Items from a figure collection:
------------------------------

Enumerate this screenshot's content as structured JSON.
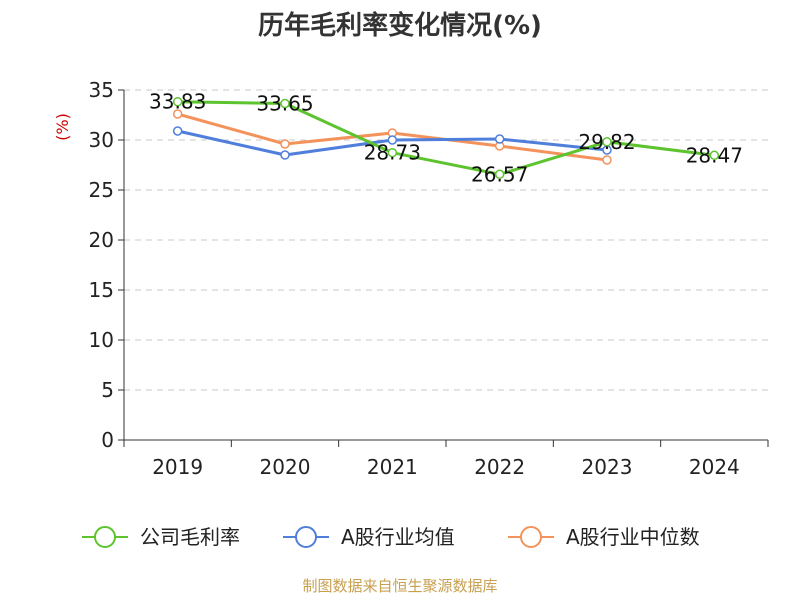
{
  "chart_data": {
    "type": "line",
    "title": "历年毛利率变化情况(%)",
    "ylabel": "(%)",
    "xlabel": "",
    "categories": [
      "2019",
      "2020",
      "2021",
      "2022",
      "2023",
      "2024"
    ],
    "yticks": [
      0,
      5,
      10,
      15,
      20,
      25,
      30,
      35
    ],
    "ylim": [
      0,
      35
    ],
    "grid": true,
    "legend_position": "bottom",
    "series": [
      {
        "name": "公司毛利率",
        "color": "#5dc32e",
        "values": [
          33.83,
          33.65,
          28.73,
          26.57,
          29.82,
          28.47
        ],
        "labels": [
          "33.83",
          "33.65",
          "28.73",
          "26.57",
          "29.82",
          "28.47"
        ]
      },
      {
        "name": "A股行业均值",
        "color": "#4f7fdb",
        "values": [
          30.9,
          28.5,
          30.0,
          30.1,
          29.0,
          null
        ]
      },
      {
        "name": "A股行业中位数",
        "color": "#f4925c",
        "values": [
          32.6,
          29.6,
          30.7,
          29.4,
          28.0,
          null
        ]
      }
    ],
    "source": "制图数据来自恒生聚源数据库"
  }
}
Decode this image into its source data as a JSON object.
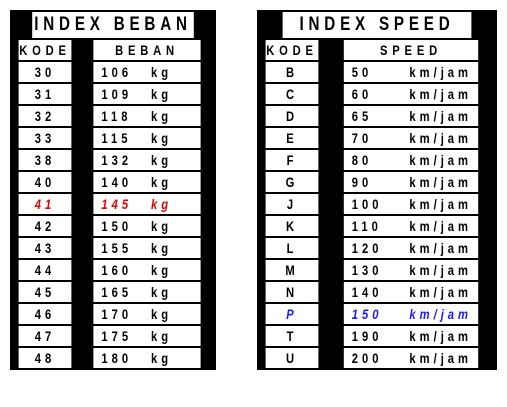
{
  "beban": {
    "title": "INDEX BEBAN",
    "col_kode": "KODE",
    "col_beban": "BEBAN",
    "unit": "kg",
    "highlight_color": "#e00000",
    "rows": [
      {
        "kode": "30",
        "beban": "106"
      },
      {
        "kode": "31",
        "beban": "109"
      },
      {
        "kode": "32",
        "beban": "118"
      },
      {
        "kode": "33",
        "beban": "115"
      },
      {
        "kode": "38",
        "beban": "132"
      },
      {
        "kode": "40",
        "beban": "140"
      },
      {
        "kode": "41",
        "beban": "145",
        "highlight": true
      },
      {
        "kode": "42",
        "beban": "150"
      },
      {
        "kode": "43",
        "beban": "155"
      },
      {
        "kode": "44",
        "beban": "160"
      },
      {
        "kode": "45",
        "beban": "165"
      },
      {
        "kode": "46",
        "beban": "170"
      },
      {
        "kode": "47",
        "beban": "175"
      },
      {
        "kode": "48",
        "beban": "180"
      }
    ]
  },
  "speed": {
    "title": "INDEX SPEED",
    "col_kode": "KODE",
    "col_speed": "SPEED",
    "unit": "km/jam",
    "highlight_color": "#1a1aff",
    "rows": [
      {
        "kode": "B",
        "speed": "50"
      },
      {
        "kode": "C",
        "speed": "60"
      },
      {
        "kode": "D",
        "speed": "65"
      },
      {
        "kode": "E",
        "speed": "70"
      },
      {
        "kode": "F",
        "speed": "80"
      },
      {
        "kode": "G",
        "speed": "90"
      },
      {
        "kode": "J",
        "speed": "100"
      },
      {
        "kode": "K",
        "speed": "110"
      },
      {
        "kode": "L",
        "speed": "120"
      },
      {
        "kode": "M",
        "speed": "130"
      },
      {
        "kode": "N",
        "speed": "140"
      },
      {
        "kode": "P",
        "speed": "150",
        "highlight": true
      },
      {
        "kode": "T",
        "speed": "190"
      },
      {
        "kode": "U",
        "speed": "200"
      }
    ]
  }
}
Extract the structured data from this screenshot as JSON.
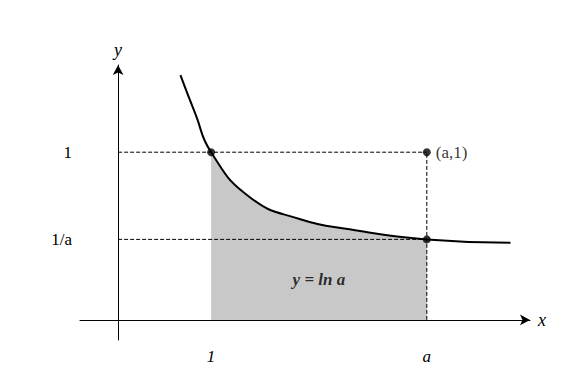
{
  "chart_data": {
    "type": "line",
    "x_label": "x",
    "y_label": "y",
    "x": [
      0.67,
      0.83,
      1,
      1.42,
      1.96,
      2.49,
      3.32,
      4.22
    ],
    "values": [
      1.46,
      1.23,
      1,
      0.73,
      0.6,
      0.54,
      0.48,
      0.46
    ],
    "color": "#000000",
    "shaded": {
      "from": 1,
      "to": 3.32,
      "label": "y = ln a",
      "color": "#c8c8c8"
    },
    "points": [
      {
        "x": 1,
        "y": 1
      },
      {
        "x": 3.32,
        "y": 1,
        "label": "(a,1)"
      },
      {
        "x": 3.32,
        "y": 0.48
      }
    ],
    "dashed_lines": [
      [
        [
          0,
          1
        ],
        [
          3.32,
          1
        ]
      ],
      [
        [
          0,
          0.48
        ],
        [
          3.32,
          0.48
        ]
      ],
      [
        [
          3.32,
          0
        ],
        [
          3.32,
          1
        ]
      ]
    ],
    "xlim": [
      -0.41,
      4.43
    ],
    "xticks": [
      1,
      {
        "value": 3.32,
        "label": "a"
      }
    ],
    "ylim": [
      -0.12,
      1.52
    ],
    "yticks": [
      1,
      {
        "value": 0.48,
        "label": "1/a"
      }
    ],
    "grid": false
  }
}
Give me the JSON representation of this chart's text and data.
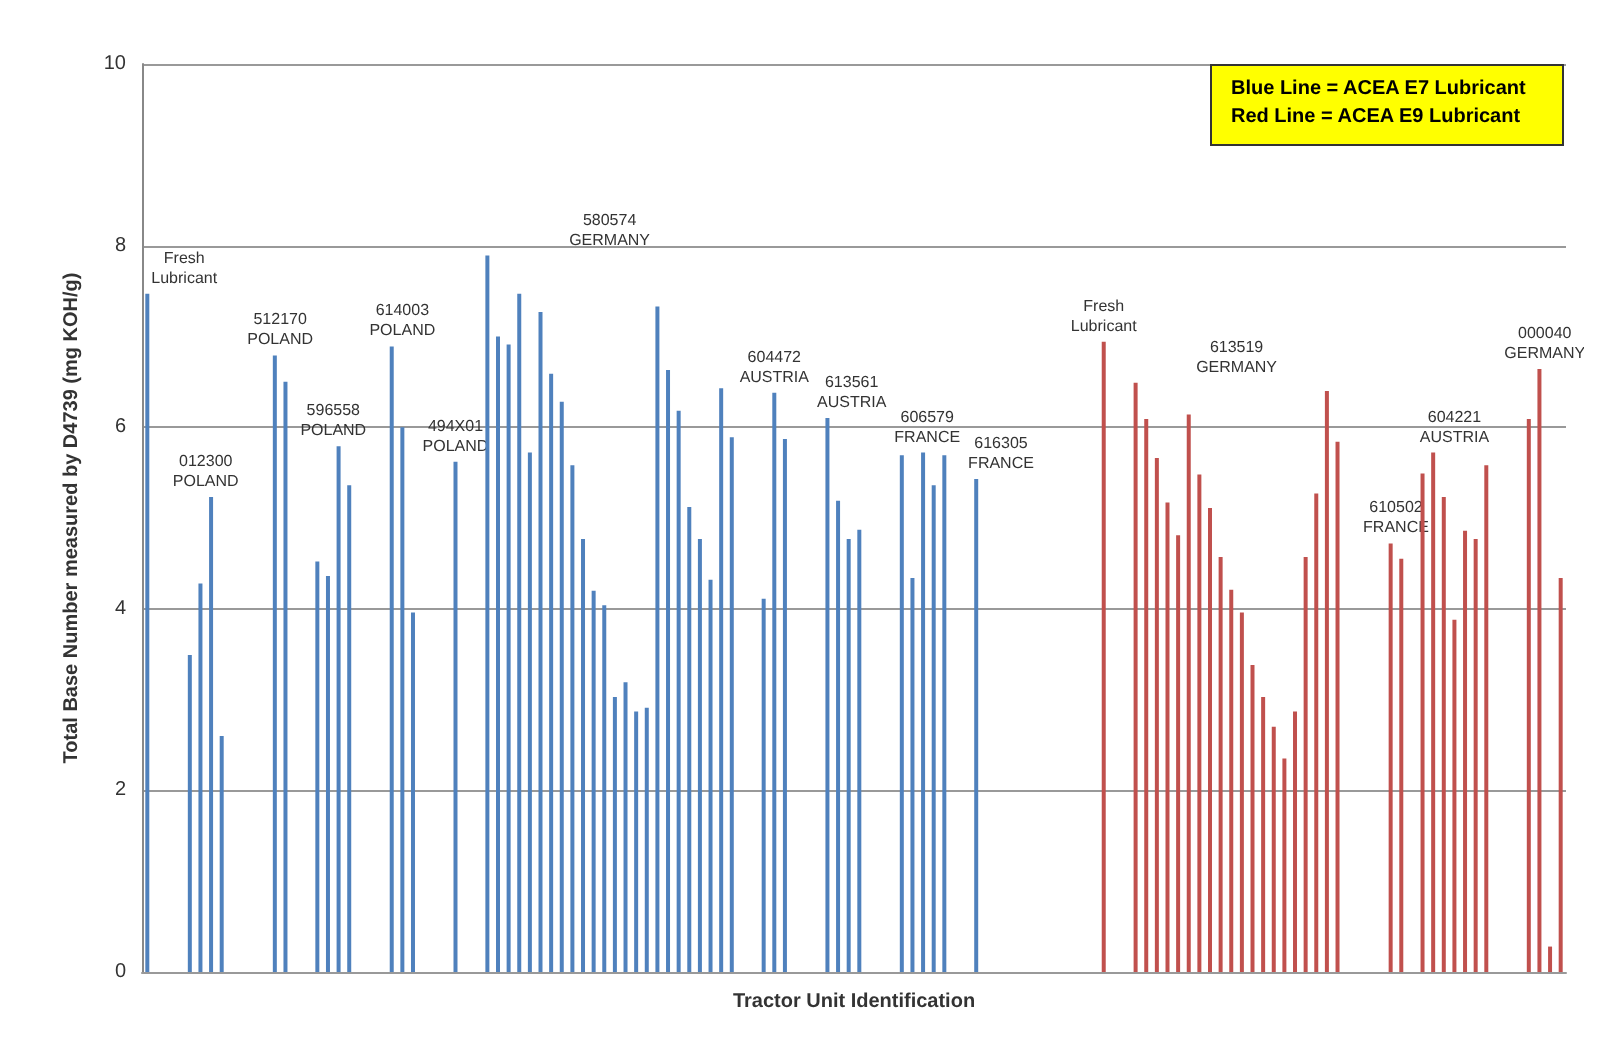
{
  "chart_data": {
    "type": "bar",
    "ylabel": "Total Base Number measured by D4739 (mg KOH/g)",
    "xlabel": "Tractor Unit Identification",
    "annotations": [
      "Blue Line = ACEA E7 Lubricant",
      "Red Line = ACEA E9 Lubricant",
      "Fresh\nLubricant",
      "012300\nPOLAND",
      "512170\nPOLAND",
      "596558\nPOLAND",
      "614003\nPOLAND",
      "494X01\nPOLAND",
      "580574\nGERMANY",
      "604472\nAUSTRIA",
      "613561\nAUSTRIA",
      "606579\nFRANCE",
      "616305\nFRANCE",
      "Fresh\nLubricant",
      "613519\nGERMANY",
      "610502\nFRANCE",
      "604221\nAUSTRIA",
      "000040\nGERMANY"
    ],
    "categories": [
      null,
      null,
      null,
      null,
      null,
      null,
      null,
      null,
      null,
      null,
      null,
      null,
      null,
      null,
      null,
      null,
      null,
      null,
      null,
      null,
      null,
      null,
      null,
      null,
      null,
      null,
      null,
      null,
      null,
      null,
      null,
      null,
      null,
      null,
      null,
      null,
      null,
      null,
      null,
      null,
      null,
      null,
      null,
      null,
      null,
      null,
      null,
      null,
      null,
      null,
      null,
      null,
      null,
      null,
      null,
      null,
      null,
      null,
      null,
      null,
      null,
      null,
      null,
      null,
      null,
      null,
      null,
      null,
      null,
      null,
      null,
      null,
      null,
      null,
      null,
      null,
      null,
      null,
      null,
      null,
      null,
      null,
      null,
      null,
      null,
      null,
      null,
      null,
      null,
      null,
      null,
      null,
      null,
      null,
      null,
      null,
      null,
      null,
      null,
      null,
      null,
      null,
      null,
      null,
      null,
      null,
      null,
      null,
      null,
      null,
      null,
      null,
      null,
      null,
      null,
      null,
      null,
      null,
      null,
      null,
      null,
      null,
      null,
      null,
      null,
      null,
      null,
      null,
      null,
      null,
      null,
      null,
      null,
      null
    ],
    "series": [
      {
        "color": "#4f81bd",
        "values": [
          7.47,
          null,
          null,
          null,
          3.49,
          4.28,
          5.23,
          2.6,
          null,
          null,
          null,
          null,
          6.79,
          6.5,
          null,
          null,
          4.52,
          4.36,
          5.79,
          5.36,
          null,
          null,
          null,
          6.89,
          6.0,
          3.96,
          null,
          null,
          null,
          5.62,
          null,
          null,
          7.89,
          7.0,
          6.91,
          7.47,
          5.72,
          7.27,
          6.59,
          6.28,
          5.58,
          4.77,
          4.2,
          4.04,
          3.03,
          3.19,
          2.87,
          2.91,
          7.33,
          6.63,
          6.18,
          5.12,
          4.77,
          4.32,
          6.43,
          5.89,
          null,
          null,
          4.11,
          6.38,
          5.87,
          null,
          null,
          null,
          6.1,
          5.19,
          4.77,
          4.87,
          null,
          null,
          null,
          5.69,
          4.34,
          5.72,
          5.36,
          5.69,
          null,
          null,
          5.43,
          null,
          null,
          null,
          null,
          null,
          null,
          null,
          null,
          null,
          null,
          null,
          null,
          null,
          null,
          null,
          null,
          null,
          null,
          null,
          null,
          null,
          null,
          null,
          null,
          null,
          null,
          null,
          null,
          null,
          null,
          null,
          null,
          null,
          null,
          null,
          null,
          null,
          null,
          null,
          null,
          null,
          null,
          null,
          null,
          null,
          null,
          null,
          null,
          null,
          null,
          null,
          null,
          null,
          null,
          null
        ]
      },
      {
        "color": "#c0504d",
        "values": [
          null,
          null,
          null,
          null,
          null,
          null,
          null,
          null,
          null,
          null,
          null,
          null,
          null,
          null,
          null,
          null,
          null,
          null,
          null,
          null,
          null,
          null,
          null,
          null,
          null,
          null,
          null,
          null,
          null,
          null,
          null,
          null,
          null,
          null,
          null,
          null,
          null,
          null,
          null,
          null,
          null,
          null,
          null,
          null,
          null,
          null,
          null,
          null,
          null,
          null,
          null,
          null,
          null,
          null,
          null,
          null,
          null,
          null,
          null,
          null,
          null,
          null,
          null,
          null,
          null,
          null,
          null,
          null,
          null,
          null,
          null,
          null,
          null,
          null,
          null,
          null,
          null,
          null,
          null,
          null,
          null,
          null,
          null,
          null,
          null,
          null,
          null,
          null,
          null,
          null,
          6.94,
          null,
          null,
          6.49,
          6.09,
          5.66,
          5.17,
          4.81,
          6.14,
          5.48,
          5.11,
          4.57,
          4.21,
          3.96,
          3.38,
          3.03,
          2.7,
          2.35,
          2.87,
          4.57,
          5.27,
          6.4,
          5.84,
          null,
          null,
          null,
          null,
          4.72,
          4.55,
          null,
          5.49,
          5.72,
          5.23,
          3.88,
          4.86,
          4.77,
          5.58,
          null,
          null,
          null,
          6.09,
          6.64,
          0.28,
          4.34
        ]
      }
    ],
    "ylim": [
      0,
      10
    ],
    "yticks": [
      0,
      2,
      4,
      6,
      8,
      10
    ],
    "grid": "y"
  }
}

------------------------------

Work required –
Gather each line of the records holding the string "ylabel".

Solution below –
    "ylabel": "(%)",
    "ylabel": "Total Base Number measured by D4739 (mg KOH/g)",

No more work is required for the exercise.